■ **STORED RECORDS**:
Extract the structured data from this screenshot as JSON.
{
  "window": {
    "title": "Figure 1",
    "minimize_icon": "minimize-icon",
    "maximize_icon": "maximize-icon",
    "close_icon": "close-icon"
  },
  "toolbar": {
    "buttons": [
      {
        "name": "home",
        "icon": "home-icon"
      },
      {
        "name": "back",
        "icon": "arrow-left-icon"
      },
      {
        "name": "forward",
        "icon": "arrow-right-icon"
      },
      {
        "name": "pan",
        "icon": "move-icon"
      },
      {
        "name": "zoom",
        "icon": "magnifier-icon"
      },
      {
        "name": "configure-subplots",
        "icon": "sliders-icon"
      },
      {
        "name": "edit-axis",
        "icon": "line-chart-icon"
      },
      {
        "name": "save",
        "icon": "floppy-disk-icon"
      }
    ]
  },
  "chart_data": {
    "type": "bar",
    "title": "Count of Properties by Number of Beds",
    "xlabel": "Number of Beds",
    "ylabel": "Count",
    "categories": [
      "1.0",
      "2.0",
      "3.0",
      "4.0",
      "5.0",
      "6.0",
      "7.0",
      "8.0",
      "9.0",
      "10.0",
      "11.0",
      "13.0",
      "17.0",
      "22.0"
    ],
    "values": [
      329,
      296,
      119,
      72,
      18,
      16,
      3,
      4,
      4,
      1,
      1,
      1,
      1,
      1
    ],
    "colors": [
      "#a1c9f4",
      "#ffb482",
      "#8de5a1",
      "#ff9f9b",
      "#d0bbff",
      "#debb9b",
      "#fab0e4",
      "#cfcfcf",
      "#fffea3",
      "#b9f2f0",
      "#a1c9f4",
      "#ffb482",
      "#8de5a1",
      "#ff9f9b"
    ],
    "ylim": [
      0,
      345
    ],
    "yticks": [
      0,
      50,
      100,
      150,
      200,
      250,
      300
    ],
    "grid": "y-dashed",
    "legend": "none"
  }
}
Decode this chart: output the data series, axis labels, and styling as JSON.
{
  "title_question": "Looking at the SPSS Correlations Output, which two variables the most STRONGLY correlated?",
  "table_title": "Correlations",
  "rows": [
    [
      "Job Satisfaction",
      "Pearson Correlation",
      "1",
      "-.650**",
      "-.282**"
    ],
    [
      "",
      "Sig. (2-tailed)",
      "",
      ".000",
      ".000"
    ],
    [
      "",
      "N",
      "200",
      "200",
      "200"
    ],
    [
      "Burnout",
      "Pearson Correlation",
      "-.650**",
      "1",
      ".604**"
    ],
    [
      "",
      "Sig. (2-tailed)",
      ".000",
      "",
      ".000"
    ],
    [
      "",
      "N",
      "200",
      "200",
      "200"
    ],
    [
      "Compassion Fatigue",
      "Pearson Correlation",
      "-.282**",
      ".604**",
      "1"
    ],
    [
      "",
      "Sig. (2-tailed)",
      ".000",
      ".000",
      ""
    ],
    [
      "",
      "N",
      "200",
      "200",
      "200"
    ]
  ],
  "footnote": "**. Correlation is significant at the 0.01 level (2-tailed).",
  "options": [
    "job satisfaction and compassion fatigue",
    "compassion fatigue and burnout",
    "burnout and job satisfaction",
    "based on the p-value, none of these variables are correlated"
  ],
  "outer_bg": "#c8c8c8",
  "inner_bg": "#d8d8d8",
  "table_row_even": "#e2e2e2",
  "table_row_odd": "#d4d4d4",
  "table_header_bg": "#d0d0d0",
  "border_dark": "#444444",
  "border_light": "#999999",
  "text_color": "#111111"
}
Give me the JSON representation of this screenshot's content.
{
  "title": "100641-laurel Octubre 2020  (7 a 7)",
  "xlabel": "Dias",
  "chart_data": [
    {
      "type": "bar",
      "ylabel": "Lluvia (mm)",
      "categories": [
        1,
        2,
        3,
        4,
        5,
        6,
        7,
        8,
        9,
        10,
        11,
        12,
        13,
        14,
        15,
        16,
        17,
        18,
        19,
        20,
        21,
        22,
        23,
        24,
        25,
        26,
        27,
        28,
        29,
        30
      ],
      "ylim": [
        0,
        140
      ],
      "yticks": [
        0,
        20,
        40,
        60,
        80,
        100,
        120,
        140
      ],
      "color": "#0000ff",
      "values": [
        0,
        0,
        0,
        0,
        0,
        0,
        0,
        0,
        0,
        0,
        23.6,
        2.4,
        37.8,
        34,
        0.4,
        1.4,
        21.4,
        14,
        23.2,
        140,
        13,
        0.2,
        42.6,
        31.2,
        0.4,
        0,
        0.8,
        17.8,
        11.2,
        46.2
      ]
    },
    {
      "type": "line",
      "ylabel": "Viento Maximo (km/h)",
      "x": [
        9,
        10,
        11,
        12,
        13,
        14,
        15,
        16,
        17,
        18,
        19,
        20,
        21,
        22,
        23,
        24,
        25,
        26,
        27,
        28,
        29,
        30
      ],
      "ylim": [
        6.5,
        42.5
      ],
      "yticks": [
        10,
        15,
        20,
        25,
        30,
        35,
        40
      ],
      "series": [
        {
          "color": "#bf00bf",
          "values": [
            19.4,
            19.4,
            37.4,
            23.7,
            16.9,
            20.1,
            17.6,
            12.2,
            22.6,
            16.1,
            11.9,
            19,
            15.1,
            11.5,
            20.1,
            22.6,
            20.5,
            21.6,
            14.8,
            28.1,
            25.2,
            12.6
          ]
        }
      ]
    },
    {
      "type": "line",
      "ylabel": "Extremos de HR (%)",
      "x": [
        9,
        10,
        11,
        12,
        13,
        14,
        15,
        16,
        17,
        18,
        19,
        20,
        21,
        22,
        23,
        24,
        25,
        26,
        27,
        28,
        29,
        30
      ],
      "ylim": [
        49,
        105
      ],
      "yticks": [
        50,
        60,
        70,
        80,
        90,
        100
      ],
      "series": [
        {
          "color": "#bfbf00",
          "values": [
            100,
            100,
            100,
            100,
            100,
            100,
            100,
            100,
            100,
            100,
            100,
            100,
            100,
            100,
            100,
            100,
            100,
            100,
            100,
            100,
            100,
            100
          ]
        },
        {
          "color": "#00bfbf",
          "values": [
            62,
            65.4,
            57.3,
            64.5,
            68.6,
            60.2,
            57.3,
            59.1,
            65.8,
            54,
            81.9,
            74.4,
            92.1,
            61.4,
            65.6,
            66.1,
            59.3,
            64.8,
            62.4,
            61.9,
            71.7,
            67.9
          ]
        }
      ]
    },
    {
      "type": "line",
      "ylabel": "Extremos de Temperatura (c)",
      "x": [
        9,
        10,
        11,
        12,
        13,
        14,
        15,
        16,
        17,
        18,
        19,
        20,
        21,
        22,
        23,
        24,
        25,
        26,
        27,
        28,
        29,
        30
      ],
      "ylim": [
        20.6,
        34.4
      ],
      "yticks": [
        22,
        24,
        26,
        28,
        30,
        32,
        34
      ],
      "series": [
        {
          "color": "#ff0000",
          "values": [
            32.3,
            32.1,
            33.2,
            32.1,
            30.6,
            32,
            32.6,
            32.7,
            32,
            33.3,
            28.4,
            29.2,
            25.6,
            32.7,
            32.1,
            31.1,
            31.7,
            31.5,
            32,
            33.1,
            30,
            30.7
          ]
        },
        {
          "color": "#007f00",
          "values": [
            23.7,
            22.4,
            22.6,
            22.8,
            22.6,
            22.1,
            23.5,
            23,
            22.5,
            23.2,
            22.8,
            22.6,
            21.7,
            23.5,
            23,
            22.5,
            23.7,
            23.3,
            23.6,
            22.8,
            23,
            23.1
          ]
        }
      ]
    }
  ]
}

■ **EXERCISE INSTRUCTIONS**: Looking at the data above, show all lines where the word "ylabel" occurs.

■ **FINAL ANSWER**:
    "ylabel": "Count",
      "ylabel": "Lluvia (mm)",
      "ylabel": "Viento Maximo (km/h)",
      "ylabel": "Extremos de HR (%)",
      "ylabel": "Extremos de Temperatura (c)",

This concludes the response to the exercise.